# Given request
Write out the full set of records below exactly.

# Listed entries
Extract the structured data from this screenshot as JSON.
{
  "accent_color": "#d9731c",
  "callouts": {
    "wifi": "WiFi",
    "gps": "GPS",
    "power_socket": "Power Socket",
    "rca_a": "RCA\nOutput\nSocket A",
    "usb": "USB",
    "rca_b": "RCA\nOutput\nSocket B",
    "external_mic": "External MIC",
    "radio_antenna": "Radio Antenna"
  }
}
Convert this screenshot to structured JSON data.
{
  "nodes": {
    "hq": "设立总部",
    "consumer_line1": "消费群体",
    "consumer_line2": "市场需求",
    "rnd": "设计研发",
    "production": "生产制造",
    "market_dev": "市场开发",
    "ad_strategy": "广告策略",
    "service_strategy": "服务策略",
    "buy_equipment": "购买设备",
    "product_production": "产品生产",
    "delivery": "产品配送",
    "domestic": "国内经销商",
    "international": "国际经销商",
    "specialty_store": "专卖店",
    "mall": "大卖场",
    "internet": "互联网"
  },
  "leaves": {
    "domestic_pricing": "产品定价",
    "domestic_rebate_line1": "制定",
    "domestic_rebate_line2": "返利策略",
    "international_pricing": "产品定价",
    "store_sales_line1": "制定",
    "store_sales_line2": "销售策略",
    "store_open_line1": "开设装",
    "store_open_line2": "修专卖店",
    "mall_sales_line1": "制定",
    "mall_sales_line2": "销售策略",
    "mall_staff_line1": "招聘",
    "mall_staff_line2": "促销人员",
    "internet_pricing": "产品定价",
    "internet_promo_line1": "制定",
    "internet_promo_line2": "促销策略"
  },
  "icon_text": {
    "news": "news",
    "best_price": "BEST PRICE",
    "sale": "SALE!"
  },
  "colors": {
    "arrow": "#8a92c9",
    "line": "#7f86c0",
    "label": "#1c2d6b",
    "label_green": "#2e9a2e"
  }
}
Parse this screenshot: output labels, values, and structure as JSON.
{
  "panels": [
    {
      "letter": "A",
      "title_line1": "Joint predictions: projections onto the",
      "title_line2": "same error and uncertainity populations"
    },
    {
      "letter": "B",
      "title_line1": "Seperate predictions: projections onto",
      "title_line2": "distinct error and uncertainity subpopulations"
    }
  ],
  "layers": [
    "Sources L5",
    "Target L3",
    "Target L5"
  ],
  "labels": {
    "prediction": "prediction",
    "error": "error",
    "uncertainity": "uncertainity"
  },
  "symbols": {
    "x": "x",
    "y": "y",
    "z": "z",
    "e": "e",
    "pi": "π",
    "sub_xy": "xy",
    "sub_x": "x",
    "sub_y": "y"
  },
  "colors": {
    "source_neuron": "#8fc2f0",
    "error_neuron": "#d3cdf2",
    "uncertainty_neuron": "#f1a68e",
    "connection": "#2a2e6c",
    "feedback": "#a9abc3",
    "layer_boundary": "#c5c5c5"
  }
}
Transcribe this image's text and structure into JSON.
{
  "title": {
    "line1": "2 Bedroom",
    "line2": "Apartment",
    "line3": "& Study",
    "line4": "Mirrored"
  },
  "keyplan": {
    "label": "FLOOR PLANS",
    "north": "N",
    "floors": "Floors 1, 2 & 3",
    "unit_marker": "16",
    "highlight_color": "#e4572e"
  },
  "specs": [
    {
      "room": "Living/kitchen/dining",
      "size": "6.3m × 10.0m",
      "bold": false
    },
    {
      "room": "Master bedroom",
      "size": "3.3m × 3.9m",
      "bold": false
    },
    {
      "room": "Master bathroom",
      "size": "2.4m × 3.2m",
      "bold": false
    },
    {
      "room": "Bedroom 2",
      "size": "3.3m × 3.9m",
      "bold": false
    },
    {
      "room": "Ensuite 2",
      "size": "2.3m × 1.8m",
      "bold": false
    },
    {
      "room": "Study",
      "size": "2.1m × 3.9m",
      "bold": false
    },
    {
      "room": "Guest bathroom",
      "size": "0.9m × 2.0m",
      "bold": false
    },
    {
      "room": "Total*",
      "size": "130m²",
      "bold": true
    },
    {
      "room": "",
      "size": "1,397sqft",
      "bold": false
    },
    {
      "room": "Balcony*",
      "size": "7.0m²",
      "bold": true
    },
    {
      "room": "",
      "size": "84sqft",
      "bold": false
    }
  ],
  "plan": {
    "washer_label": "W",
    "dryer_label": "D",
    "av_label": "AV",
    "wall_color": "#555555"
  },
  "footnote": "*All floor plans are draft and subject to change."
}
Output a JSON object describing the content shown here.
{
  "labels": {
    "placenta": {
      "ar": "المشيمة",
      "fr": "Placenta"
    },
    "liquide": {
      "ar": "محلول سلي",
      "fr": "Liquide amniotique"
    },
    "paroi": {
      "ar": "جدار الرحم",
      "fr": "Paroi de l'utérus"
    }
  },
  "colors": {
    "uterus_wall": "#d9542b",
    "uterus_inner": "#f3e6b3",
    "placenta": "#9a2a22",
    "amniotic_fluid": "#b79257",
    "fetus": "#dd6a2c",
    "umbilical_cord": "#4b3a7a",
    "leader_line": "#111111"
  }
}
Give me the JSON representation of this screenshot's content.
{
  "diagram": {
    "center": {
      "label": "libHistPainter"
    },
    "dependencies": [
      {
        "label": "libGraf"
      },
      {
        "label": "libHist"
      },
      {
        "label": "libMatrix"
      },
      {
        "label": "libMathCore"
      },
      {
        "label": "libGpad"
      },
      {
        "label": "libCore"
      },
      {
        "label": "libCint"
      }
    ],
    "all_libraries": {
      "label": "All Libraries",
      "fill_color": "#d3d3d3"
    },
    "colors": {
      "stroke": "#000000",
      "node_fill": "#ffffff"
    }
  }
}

# Written answer
Extract the structured data from this screenshot as JSON.
{
  "accent_color": "#d9731c",
  "callouts": {
    "wifi": "WiFi",
    "gps": "GPS",
    "power_socket": "Power Socket",
    "rca_a": "RCA\nOutput\nSocket A",
    "usb": "USB",
    "rca_b": "RCA\nOutput\nSocket B",
    "external_mic": "External MIC",
    "radio_antenna": "Radio Antenna"
  }
}
Convert this screenshot to structured JSON data.
{
  "nodes": {
    "hq": "设立总部",
    "consumer_line1": "消费群体",
    "consumer_line2": "市场需求",
    "rnd": "设计研发",
    "production": "生产制造",
    "market_dev": "市场开发",
    "ad_strategy": "广告策略",
    "service_strategy": "服务策略",
    "buy_equipment": "购买设备",
    "product_production": "产品生产",
    "delivery": "产品配送",
    "domestic": "国内经销商",
    "international": "国际经销商",
    "specialty_store": "专卖店",
    "mall": "大卖场",
    "internet": "互联网"
  },
  "leaves": {
    "domestic_pricing": "产品定价",
    "domestic_rebate_line1": "制定",
    "domestic_rebate_line2": "返利策略",
    "international_pricing": "产品定价",
    "store_sales_line1": "制定",
    "store_sales_line2": "销售策略",
    "store_open_line1": "开设装",
    "store_open_line2": "修专卖店",
    "mall_sales_line1": "制定",
    "mall_sales_line2": "销售策略",
    "mall_staff_line1": "招聘",
    "mall_staff_line2": "促销人员",
    "internet_pricing": "产品定价",
    "internet_promo_line1": "制定",
    "internet_promo_line2": "促销策略"
  },
  "icon_text": {
    "news": "news",
    "best_price": "BEST PRICE",
    "sale": "SALE!"
  },
  "colors": {
    "arrow": "#8a92c9",
    "line": "#7f86c0",
    "label": "#1c2d6b",
    "label_green": "#2e9a2e"
  }
}
Parse this screenshot: output labels, values, and structure as JSON.
{
  "panels": [
    {
      "letter": "A",
      "title_line1": "Joint predictions: projections onto the",
      "title_line2": "same error and uncertainity populations"
    },
    {
      "letter": "B",
      "title_line1": "Seperate predictions: projections onto",
      "title_line2": "distinct error and uncertainity subpopulations"
    }
  ],
  "layers": [
    "Sources L5",
    "Target L3",
    "Target L5"
  ],
  "labels": {
    "prediction": "prediction",
    "error": "error",
    "uncertainity": "uncertainity"
  },
  "symbols": {
    "x": "x",
    "y": "y",
    "z": "z",
    "e": "e",
    "pi": "π",
    "sub_xy": "xy",
    "sub_x": "x",
    "sub_y": "y"
  },
  "colors": {
    "source_neuron": "#8fc2f0",
    "error_neuron": "#d3cdf2",
    "uncertainty_neuron": "#f1a68e",
    "connection": "#2a2e6c",
    "feedback": "#a9abc3",
    "layer_boundary": "#c5c5c5"
  }
}
Transcribe this image's text and structure into JSON.
{
  "title": {
    "line1": "2 Bedroom",
    "line2": "Apartment",
    "line3": "& Study",
    "line4": "Mirrored"
  },
  "keyplan": {
    "label": "FLOOR PLANS",
    "north": "N",
    "floors": "Floors 1, 2 & 3",
    "unit_marker": "16",
    "highlight_color": "#e4572e"
  },
  "specs": [
    {
      "room": "Living/kitchen/dining",
      "size": "6.3m × 10.0m",
      "bold": false
    },
    {
      "room": "Master bedroom",
      "size": "3.3m × 3.9m",
      "bold": false
    },
    {
      "room": "Master bathroom",
      "size": "2.4m × 3.2m",
      "bold": false
    },
    {
      "room": "Bedroom 2",
      "size": "3.3m × 3.9m",
      "bold": false
    },
    {
      "room": "Ensuite 2",
      "size": "2.3m × 1.8m",
      "bold": false
    },
    {
      "room": "Study",
      "size": "2.1m × 3.9m",
      "bold": false
    },
    {
      "room": "Guest bathroom",
      "size": "0.9m × 2.0m",
      "bold": false
    },
    {
      "room": "Total*",
      "size": "130m²",
      "bold": true
    },
    {
      "room": "",
      "size": "1,397sqft",
      "bold": false
    },
    {
      "room": "Balcony*",
      "size": "7.0m²",
      "bold": true
    },
    {
      "room": "",
      "size": "84sqft",
      "bold": false
    }
  ],
  "plan": {
    "washer_label": "W",
    "dryer_label": "D",
    "av_label": "AV",
    "wall_color": "#555555"
  },
  "footnote": "*All floor plans are draft and subject to change."
}
Output a JSON object describing the content shown here.
{
  "labels": {
    "placenta": {
      "ar": "المشيمة",
      "fr": "Placenta"
    },
    "liquide": {
      "ar": "محلول سلي",
      "fr": "Liquide amniotique"
    },
    "paroi": {
      "ar": "جدار الرحم",
      "fr": "Paroi de l'utérus"
    }
  },
  "colors": {
    "uterus_wall": "#d9542b",
    "uterus_inner": "#f3e6b3",
    "placenta": "#9a2a22",
    "amniotic_fluid": "#b79257",
    "fetus": "#dd6a2c",
    "umbilical_cord": "#4b3a7a",
    "leader_line": "#111111"
  }
}
Give me the JSON representation of this screenshot's content.
{
  "diagram": {
    "center": {
      "label": "libHistPainter"
    },
    "dependencies": [
      {
        "label": "libGraf"
      },
      {
        "label": "libHist"
      },
      {
        "label": "libMatrix"
      },
      {
        "label": "libMathCore"
      },
      {
        "label": "libGpad"
      },
      {
        "label": "libCore"
      },
      {
        "label": "libCint"
      }
    ],
    "all_libraries": {
      "label": "All Libraries",
      "fill_color": "#d3d3d3"
    },
    "colors": {
      "stroke": "#000000",
      "node_fill": "#ffffff"
    }
  }
}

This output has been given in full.